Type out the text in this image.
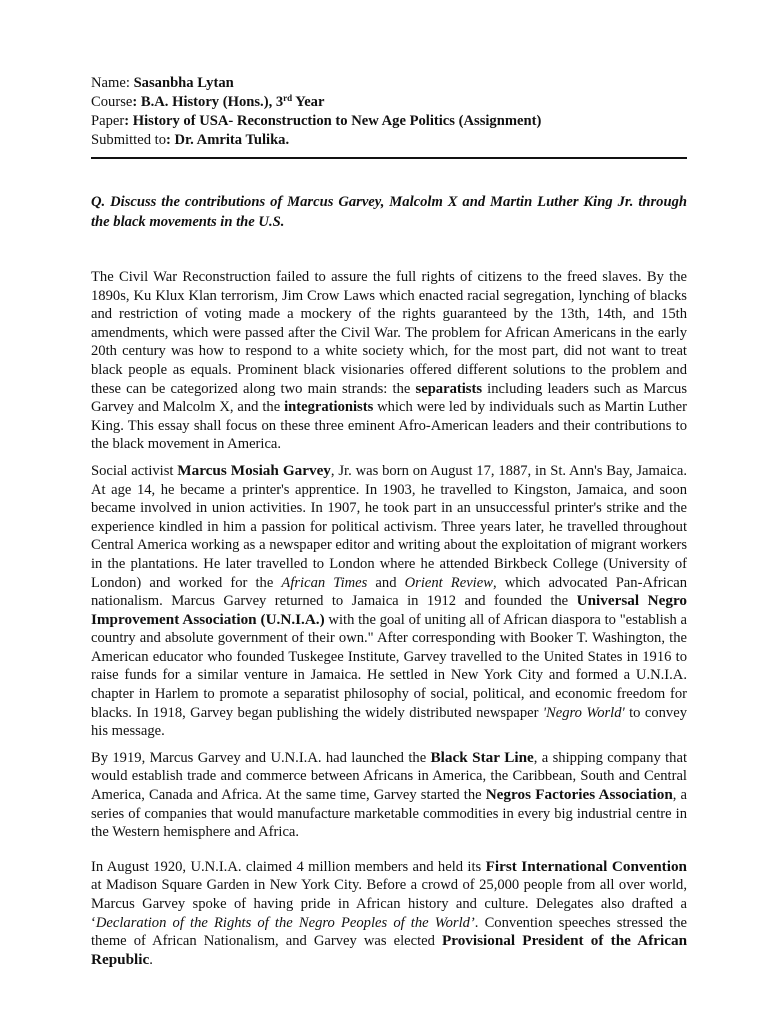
Name: Sasanbha Lytan
Course: B.A. History (Hons.), 3rd Year
Paper: History of USA- Reconstruction to New Age Politics (Assignment)
Submitted to: Dr. Amrita Tulika.
Q. Discuss the contributions of Marcus Garvey, Malcolm X and Martin Luther King Jr. through the black movements in the U.S.

The Civil War Reconstruction failed to assure the full rights of citizens to the freed slaves. By the 1890s, Ku Klux Klan terrorism, Jim Crow Laws which enacted racial segregation, lynching of blacks and restriction of voting made a mockery of the rights guaranteed by the 13th, 14th, and 15th amendments, which were passed after the Civil War. The problem for African Americans in the early 20th century was how to respond to a white society which, for the most part, did not want to treat black people as equals. Prominent black visionaries offered different solutions to the problem and these can be categorized along two main strands: the separatists including leaders such as Marcus Garvey and Malcolm X, and the integrationists which were led by individuals such as Martin Luther King. This essay shall focus on these three eminent Afro-American leaders and their contributions to the black movement in America.

Social activist Marcus Mosiah Garvey, Jr. was born on August 17, 1887, in St. Ann's Bay, Jamaica. At age 14, he became a printer's apprentice. In 1903, he travelled to Kingston, Jamaica, and soon became involved in union activities. In 1907, he took part in an unsuccessful printer's strike and the experience kindled in him a passion for political activism. Three years later, he travelled throughout Central America working as a newspaper editor and writing about the exploitation of migrant workers in the plantations. He later travelled to London where he attended Birkbeck College (University of London) and worked for the African Times and Orient Review, which advocated Pan-African nationalism. Marcus Garvey returned to Jamaica in 1912 and founded the Universal Negro Improvement Association (U.N.I.A.) with the goal of uniting all of African diaspora to "establish a country and absolute government of their own." After corresponding with Booker T. Washington, the American educator who founded Tuskegee Institute, Garvey travelled to the United States in 1916 to raise funds for a similar venture in Jamaica. He settled in New York City and formed a U.N.I.A. chapter in Harlem to promote a separatist philosophy of social, political, and economic freedom for blacks. In 1918, Garvey began publishing the widely distributed newspaper 'Negro World' to convey his message.

By 1919, Marcus Garvey and U.N.I.A. had launched the Black Star Line, a shipping company that would establish trade and commerce between Africans in America, the Caribbean, South and Central America, Canada and Africa. At the same time, Garvey started the Negros Factories Association, a series of companies that would manufacture marketable commodities in every big industrial centre in the Western hemisphere and Africa.

In August 1920, U.N.I.A. claimed 4 million members and held its First International Convention at Madison Square Garden in New York City. Before a crowd of 25,000 people from all over world, Marcus Garvey spoke of having pride in African history and culture. Delegates also drafted a ‘Declaration of the Rights of the Negro Peoples of the World’. Convention speeches stressed the theme of African Nationalism, and Garvey was elected Provisional President of the African Republic.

- **EXERCISE PROMPT**: Retype the listing exactly. Pictures do not belong in the copy.

- **ANSWER FOR THE TASK**:
Type out the text in this image.
Name: Sasanbha Lytan
Course: B.A. History (Hons.), 3rd Year
Paper: History of USA- Reconstruction to New Age Politics (Assignment)
Submitted to: Dr. Amrita Tulika.
Q. Discuss the contributions of Marcus Garvey, Malcolm X and Martin Luther King Jr. through the black movements in the U.S.

The Civil War Reconstruction failed to assure the full rights of citizens to the freed slaves. By the 1890s, Ku Klux Klan terrorism, Jim Crow Laws which enacted racial segregation, lynching of blacks and restriction of voting made a mockery of the rights guaranteed by the 13th, 14th, and 15th amendments, which were passed after the Civil War. The problem for African Americans in the early 20th century was how to respond to a white society which, for the most part, did not want to treat black people as equals. Prominent black visionaries offered different solutions to the problem and these can be categorized along two main strands: the separatists including leaders such as Marcus Garvey and Malcolm X, and the integrationists which were led by individuals such as Martin Luther King. This essay shall focus on these three eminent Afro-American leaders and their contributions to the black movement in America.

Social activist Marcus Mosiah Garvey, Jr. was born on August 17, 1887, in St. Ann's Bay, Jamaica. At age 14, he became a printer's apprentice. In 1903, he travelled to Kingston, Jamaica, and soon became involved in union activities. In 1907, he took part in an unsuccessful printer's strike and the experience kindled in him a passion for political activism. Three years later, he travelled throughout Central America working as a newspaper editor and writing about the exploitation of migrant workers in the plantations. He later travelled to London where he attended Birkbeck College (University of London) and worked for the African Times and Orient Review, which advocated Pan-African nationalism. Marcus Garvey returned to Jamaica in 1912 and founded the Universal Negro Improvement Association (U.N.I.A.) with the goal of uniting all of African diaspora to "establish a country and absolute government of their own." After corresponding with Booker T. Washington, the American educator who founded Tuskegee Institute, Garvey travelled to the United States in 1916 to raise funds for a similar venture in Jamaica. He settled in New York City and formed a U.N.I.A. chapter in Harlem to promote a separatist philosophy of social, political, and economic freedom for blacks. In 1918, Garvey began publishing the widely distributed newspaper 'Negro World' to convey his message.

By 1919, Marcus Garvey and U.N.I.A. had launched the Black Star Line, a shipping company that would establish trade and commerce between Africans in America, the Caribbean, South and Central America, Canada and Africa. At the same time, Garvey started the Negros Factories Association, a series of companies that would manufacture marketable commodities in every big industrial centre in the Western hemisphere and Africa.

In August 1920, U.N.I.A. claimed 4 million members and held its First International Convention at Madison Square Garden in New York City. Before a crowd of 25,000 people from all over world, Marcus Garvey spoke of having pride in African history and culture. Delegates also drafted a ‘Declaration of the Rights of the Negro Peoples of the World’. Convention speeches stressed the theme of African Nationalism, and Garvey was elected Provisional President of the African Republic.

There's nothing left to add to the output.